- [EXERCISE BRIEF] Extract each line from the entries below that has the string "marker" in it.

- [DATA IN THIS EXERCISE]
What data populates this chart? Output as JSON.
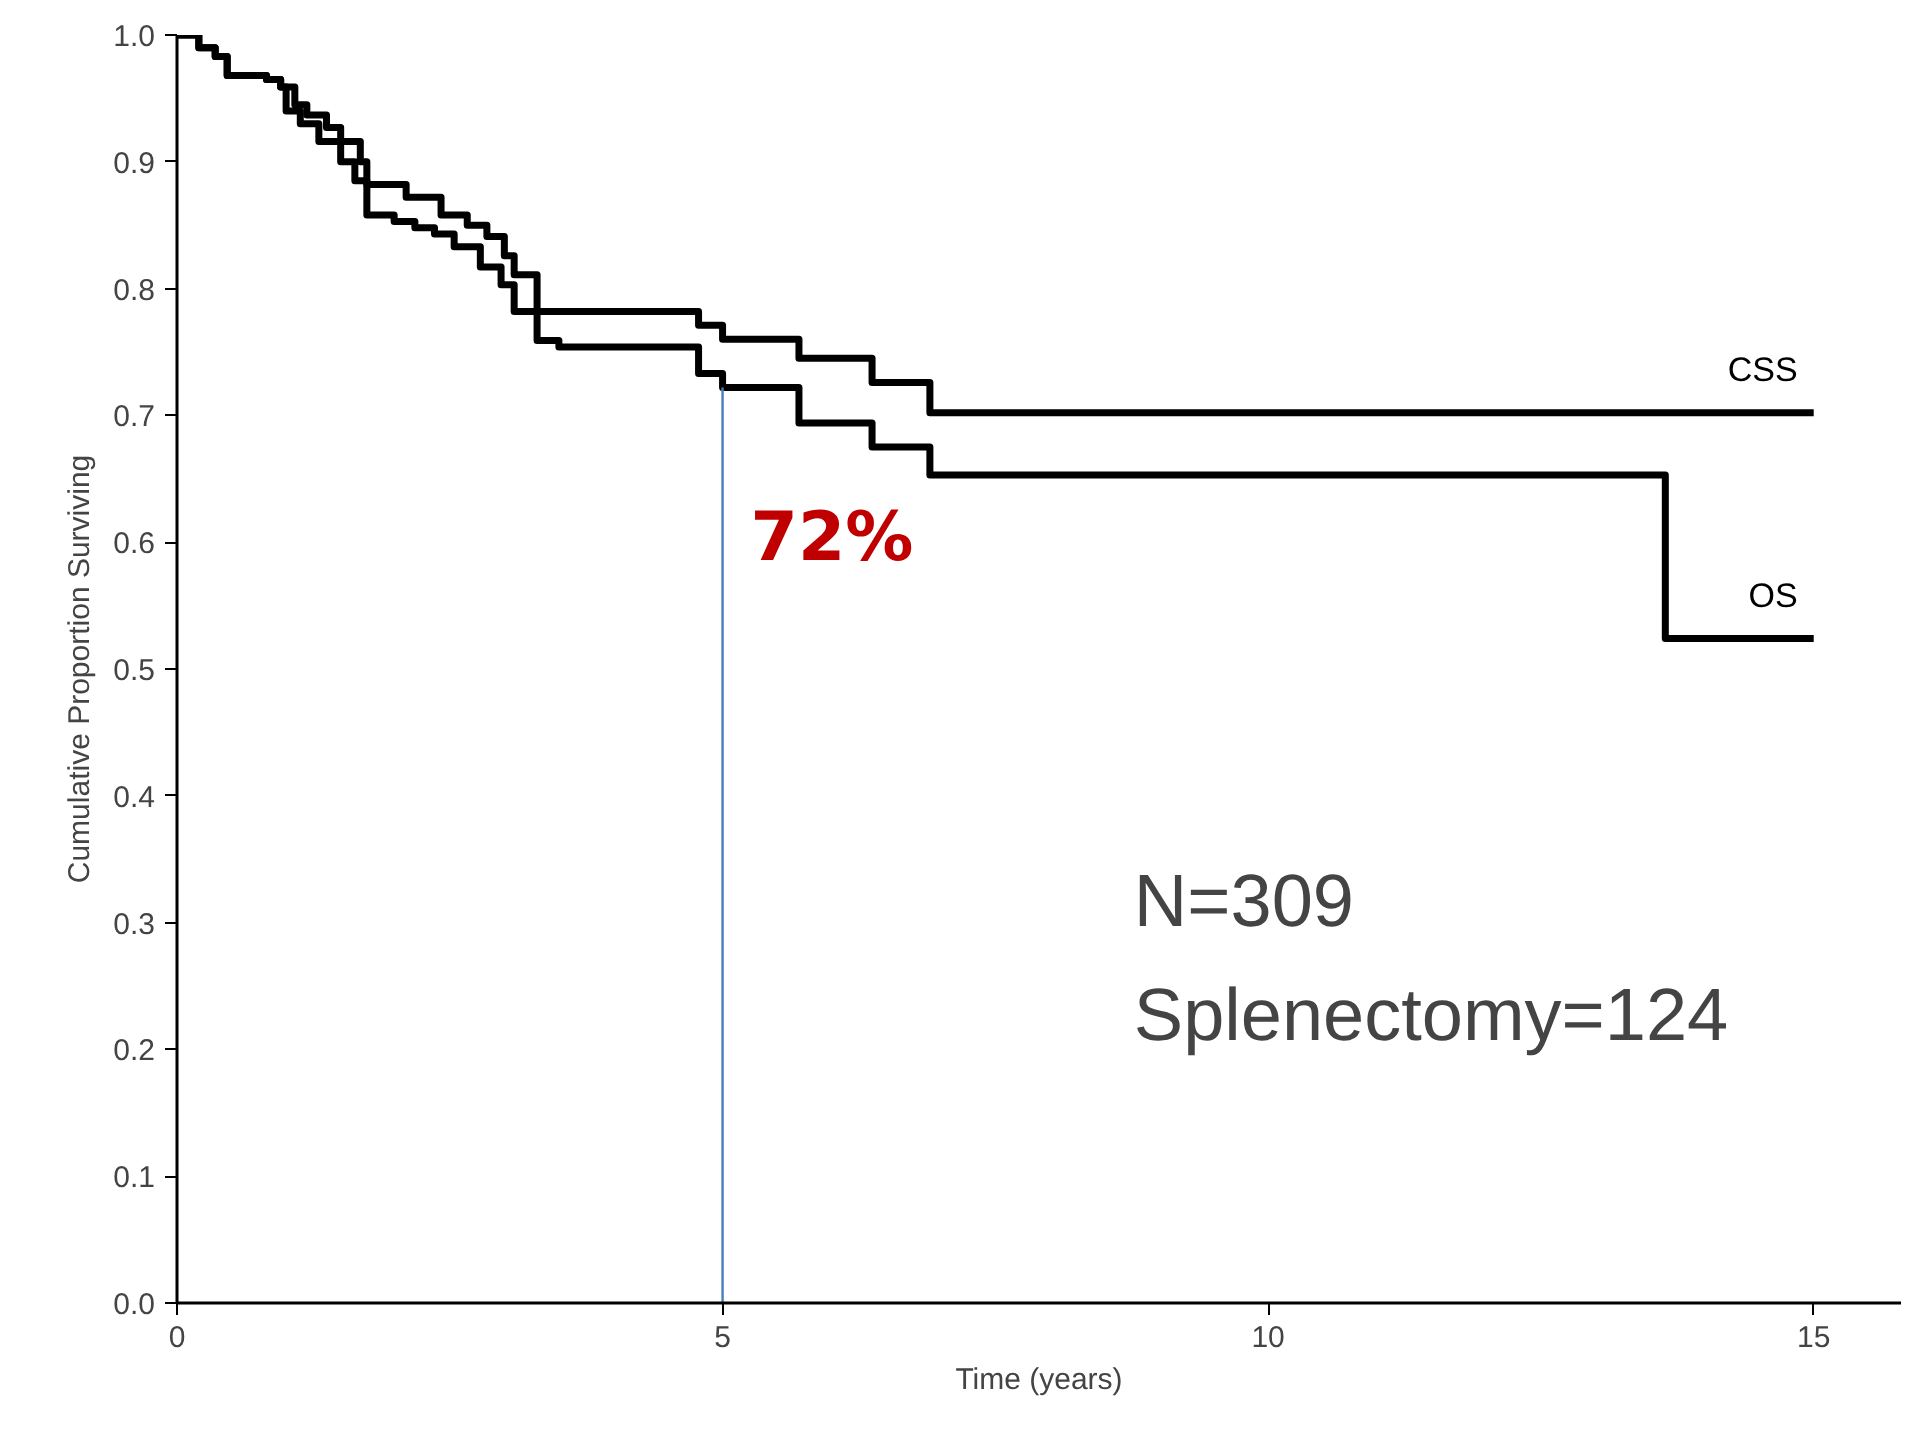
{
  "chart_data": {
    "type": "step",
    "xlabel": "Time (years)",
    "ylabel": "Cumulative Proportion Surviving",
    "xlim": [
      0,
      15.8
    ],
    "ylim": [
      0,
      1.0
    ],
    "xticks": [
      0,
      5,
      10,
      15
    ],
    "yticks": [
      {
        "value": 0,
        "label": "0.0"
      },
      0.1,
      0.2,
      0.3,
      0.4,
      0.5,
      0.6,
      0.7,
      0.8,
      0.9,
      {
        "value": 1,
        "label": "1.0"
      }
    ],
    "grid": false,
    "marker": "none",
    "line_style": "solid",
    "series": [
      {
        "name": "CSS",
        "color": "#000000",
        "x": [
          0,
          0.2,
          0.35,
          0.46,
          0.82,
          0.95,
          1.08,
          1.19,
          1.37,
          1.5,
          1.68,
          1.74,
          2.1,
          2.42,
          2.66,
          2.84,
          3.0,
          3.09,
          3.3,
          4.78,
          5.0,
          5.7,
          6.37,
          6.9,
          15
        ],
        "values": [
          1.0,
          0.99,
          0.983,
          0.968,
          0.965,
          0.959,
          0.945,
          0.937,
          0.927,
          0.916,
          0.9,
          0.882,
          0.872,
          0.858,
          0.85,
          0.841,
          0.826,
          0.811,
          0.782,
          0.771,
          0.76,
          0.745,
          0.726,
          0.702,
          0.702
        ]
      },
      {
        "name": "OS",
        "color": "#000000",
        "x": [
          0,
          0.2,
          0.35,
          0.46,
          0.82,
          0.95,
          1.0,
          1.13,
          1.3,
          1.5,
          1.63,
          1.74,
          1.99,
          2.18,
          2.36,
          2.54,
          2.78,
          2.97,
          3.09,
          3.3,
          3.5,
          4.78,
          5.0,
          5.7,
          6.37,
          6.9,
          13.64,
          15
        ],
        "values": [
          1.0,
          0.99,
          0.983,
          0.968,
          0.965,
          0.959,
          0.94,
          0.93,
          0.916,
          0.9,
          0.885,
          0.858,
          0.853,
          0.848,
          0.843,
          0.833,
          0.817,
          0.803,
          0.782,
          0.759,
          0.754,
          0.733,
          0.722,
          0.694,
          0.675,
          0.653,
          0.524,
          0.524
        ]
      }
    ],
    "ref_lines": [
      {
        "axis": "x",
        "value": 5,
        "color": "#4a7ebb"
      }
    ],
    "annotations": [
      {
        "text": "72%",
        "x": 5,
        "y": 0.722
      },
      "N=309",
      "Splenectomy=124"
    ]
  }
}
==
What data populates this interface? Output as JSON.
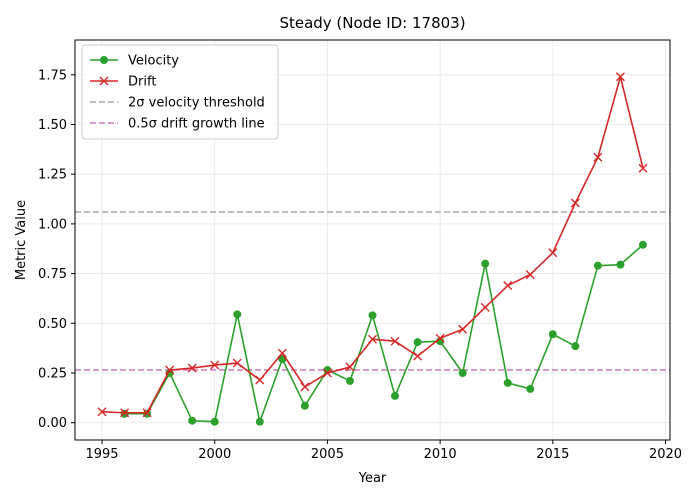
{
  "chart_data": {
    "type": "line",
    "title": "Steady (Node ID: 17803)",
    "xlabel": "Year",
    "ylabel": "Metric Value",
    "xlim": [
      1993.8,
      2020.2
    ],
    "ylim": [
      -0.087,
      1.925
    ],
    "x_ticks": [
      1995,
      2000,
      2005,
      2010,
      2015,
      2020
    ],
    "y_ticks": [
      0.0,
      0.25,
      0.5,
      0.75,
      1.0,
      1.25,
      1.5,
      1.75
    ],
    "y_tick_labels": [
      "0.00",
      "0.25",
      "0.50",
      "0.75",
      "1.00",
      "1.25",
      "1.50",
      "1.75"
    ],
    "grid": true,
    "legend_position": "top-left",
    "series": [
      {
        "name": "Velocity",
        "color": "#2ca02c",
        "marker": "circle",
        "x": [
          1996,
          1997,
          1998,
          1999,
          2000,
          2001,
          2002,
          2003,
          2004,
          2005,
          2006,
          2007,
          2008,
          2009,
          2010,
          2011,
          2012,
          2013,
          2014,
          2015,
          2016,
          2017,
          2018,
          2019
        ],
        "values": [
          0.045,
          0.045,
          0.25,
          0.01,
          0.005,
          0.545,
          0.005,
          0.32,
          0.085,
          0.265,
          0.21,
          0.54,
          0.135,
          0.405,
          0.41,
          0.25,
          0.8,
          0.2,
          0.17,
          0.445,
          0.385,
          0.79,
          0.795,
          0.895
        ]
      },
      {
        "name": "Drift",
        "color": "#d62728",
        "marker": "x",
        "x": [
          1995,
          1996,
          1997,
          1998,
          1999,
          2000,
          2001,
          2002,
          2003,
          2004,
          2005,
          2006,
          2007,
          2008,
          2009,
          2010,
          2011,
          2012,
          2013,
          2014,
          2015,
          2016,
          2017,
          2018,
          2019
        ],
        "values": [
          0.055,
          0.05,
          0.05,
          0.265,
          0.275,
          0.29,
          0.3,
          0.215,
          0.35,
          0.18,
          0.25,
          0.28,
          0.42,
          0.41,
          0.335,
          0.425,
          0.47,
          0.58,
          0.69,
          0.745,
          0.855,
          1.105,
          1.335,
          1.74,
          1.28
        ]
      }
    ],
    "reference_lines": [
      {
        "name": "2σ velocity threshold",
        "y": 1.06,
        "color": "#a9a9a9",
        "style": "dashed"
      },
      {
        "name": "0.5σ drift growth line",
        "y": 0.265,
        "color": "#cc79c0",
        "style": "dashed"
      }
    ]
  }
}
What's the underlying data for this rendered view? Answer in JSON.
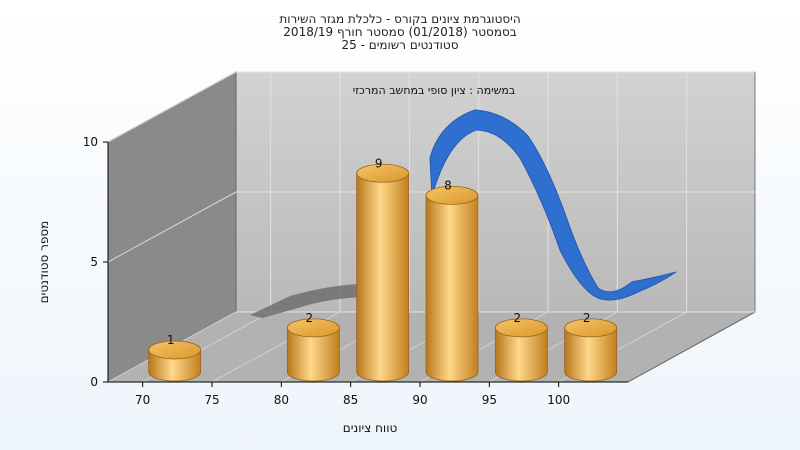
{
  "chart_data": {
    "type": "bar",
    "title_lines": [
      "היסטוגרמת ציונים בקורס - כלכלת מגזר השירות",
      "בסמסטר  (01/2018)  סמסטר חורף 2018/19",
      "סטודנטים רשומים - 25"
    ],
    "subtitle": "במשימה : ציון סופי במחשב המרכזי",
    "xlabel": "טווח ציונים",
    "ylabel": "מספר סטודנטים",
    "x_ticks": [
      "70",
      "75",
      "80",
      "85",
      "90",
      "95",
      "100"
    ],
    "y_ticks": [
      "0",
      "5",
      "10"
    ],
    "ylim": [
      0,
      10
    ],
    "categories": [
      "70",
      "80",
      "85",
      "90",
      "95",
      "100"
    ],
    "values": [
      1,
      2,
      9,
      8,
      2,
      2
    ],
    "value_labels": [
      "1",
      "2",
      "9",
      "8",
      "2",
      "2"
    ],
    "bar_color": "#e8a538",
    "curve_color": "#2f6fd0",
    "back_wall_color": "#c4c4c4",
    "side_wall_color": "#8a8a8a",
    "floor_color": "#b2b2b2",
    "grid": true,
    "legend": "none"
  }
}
* * *
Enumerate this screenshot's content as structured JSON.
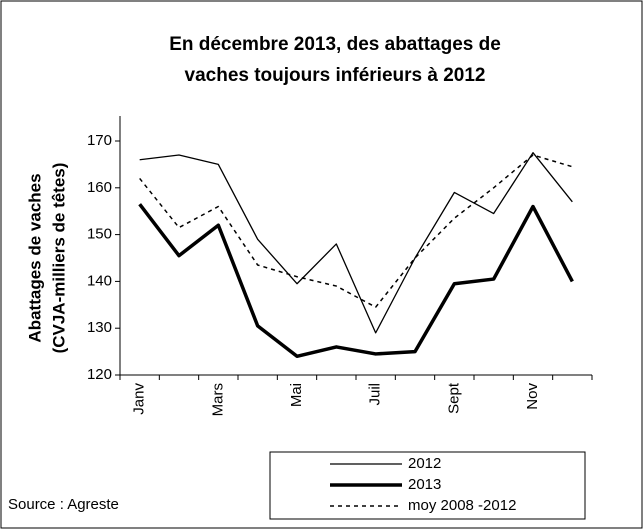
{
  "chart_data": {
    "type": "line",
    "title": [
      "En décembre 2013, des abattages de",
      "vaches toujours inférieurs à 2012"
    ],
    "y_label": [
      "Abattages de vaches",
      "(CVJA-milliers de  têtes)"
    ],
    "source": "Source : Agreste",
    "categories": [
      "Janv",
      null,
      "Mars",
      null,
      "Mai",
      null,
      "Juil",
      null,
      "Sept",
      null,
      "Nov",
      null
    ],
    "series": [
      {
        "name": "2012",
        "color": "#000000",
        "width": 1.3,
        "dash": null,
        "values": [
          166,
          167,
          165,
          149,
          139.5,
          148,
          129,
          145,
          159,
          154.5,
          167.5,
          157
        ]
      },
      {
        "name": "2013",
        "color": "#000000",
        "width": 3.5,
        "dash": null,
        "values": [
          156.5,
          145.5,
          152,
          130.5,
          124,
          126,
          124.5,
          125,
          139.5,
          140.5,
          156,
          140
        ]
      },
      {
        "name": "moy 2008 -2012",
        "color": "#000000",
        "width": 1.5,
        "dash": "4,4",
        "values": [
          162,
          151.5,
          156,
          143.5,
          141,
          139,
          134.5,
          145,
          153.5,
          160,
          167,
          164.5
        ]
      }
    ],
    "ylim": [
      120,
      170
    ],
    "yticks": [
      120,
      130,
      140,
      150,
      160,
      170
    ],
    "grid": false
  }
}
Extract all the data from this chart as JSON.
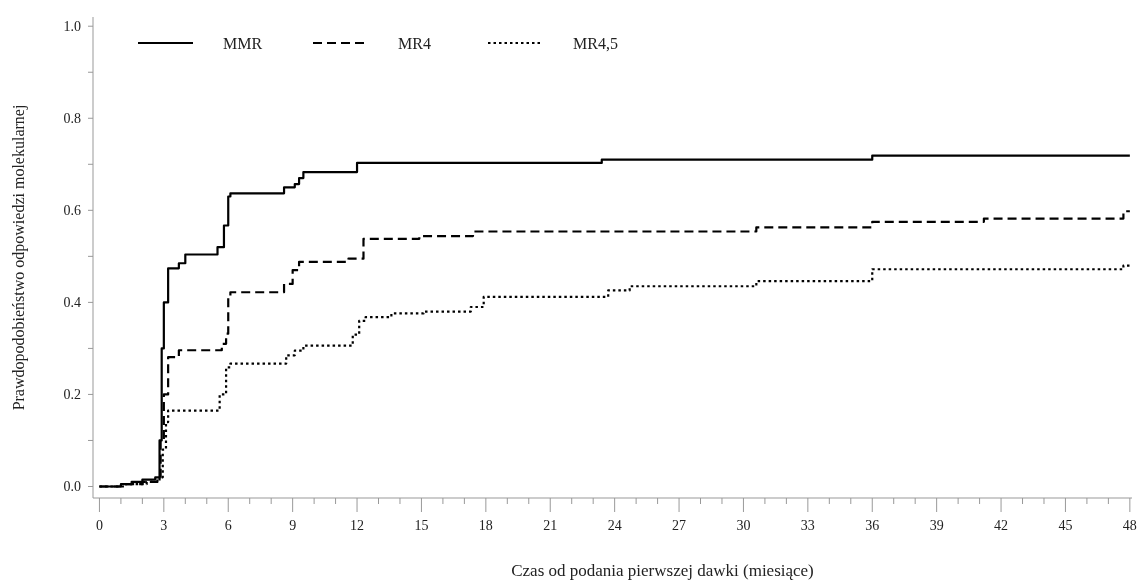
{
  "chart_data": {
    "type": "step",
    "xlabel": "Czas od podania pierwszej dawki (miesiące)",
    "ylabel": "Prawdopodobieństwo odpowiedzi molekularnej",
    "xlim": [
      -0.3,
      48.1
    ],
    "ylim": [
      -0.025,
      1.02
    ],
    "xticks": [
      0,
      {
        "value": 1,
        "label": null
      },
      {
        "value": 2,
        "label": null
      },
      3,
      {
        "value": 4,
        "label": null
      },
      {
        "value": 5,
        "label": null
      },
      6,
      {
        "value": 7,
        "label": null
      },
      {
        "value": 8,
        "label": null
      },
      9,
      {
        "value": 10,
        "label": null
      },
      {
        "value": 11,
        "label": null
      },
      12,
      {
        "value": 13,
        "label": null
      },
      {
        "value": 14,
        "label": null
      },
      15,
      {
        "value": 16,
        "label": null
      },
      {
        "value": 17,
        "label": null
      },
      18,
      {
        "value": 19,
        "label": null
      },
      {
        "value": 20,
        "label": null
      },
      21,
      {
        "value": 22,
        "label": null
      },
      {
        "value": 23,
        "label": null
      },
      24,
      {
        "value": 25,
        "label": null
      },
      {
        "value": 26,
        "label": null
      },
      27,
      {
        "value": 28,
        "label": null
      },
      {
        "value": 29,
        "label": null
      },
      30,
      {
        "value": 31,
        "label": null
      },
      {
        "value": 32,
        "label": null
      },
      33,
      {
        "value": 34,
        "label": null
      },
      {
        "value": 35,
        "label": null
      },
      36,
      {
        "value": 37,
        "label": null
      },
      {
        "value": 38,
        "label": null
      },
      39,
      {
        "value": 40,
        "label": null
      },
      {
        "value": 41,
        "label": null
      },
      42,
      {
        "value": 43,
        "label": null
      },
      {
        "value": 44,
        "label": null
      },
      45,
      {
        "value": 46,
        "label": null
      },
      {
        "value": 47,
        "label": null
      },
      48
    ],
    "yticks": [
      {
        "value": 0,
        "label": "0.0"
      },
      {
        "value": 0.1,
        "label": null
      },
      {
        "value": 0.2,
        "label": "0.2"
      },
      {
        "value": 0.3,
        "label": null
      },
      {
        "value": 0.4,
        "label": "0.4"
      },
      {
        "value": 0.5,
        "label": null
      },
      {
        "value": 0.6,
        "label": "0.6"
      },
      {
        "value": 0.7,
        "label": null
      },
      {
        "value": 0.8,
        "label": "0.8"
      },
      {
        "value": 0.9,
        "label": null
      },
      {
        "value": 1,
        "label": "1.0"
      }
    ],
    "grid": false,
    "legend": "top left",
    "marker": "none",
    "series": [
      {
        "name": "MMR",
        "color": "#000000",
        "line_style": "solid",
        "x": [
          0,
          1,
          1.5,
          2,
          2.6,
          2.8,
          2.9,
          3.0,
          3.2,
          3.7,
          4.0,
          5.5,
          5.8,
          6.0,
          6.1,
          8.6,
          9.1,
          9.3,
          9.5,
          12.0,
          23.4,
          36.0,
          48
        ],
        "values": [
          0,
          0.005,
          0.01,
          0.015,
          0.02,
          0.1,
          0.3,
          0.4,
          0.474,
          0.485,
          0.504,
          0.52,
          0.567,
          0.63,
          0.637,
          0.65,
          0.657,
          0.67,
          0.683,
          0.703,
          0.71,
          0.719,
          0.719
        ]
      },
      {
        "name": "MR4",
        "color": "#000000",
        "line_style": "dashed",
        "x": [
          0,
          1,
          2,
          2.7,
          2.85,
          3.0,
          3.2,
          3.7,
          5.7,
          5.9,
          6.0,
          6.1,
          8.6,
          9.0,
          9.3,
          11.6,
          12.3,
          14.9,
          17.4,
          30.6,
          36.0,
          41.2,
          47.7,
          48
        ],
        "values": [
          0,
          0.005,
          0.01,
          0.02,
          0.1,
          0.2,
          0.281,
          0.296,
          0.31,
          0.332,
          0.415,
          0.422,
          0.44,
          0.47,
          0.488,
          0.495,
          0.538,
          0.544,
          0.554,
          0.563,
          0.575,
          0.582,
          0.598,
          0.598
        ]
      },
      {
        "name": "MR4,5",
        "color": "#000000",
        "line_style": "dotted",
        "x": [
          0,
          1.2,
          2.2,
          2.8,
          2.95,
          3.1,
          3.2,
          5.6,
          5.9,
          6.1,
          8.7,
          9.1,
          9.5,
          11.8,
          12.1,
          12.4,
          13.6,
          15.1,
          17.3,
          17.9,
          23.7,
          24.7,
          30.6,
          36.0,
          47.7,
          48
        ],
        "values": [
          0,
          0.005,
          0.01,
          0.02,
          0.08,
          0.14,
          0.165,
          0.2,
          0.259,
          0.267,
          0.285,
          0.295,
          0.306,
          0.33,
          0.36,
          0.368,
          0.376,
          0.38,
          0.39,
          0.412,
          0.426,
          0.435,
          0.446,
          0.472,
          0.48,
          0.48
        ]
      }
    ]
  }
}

- [EXERCISE ANSWER]
    "marker": "none",
        "marker": "circle",
        "marker": "x",
    "marker": "none",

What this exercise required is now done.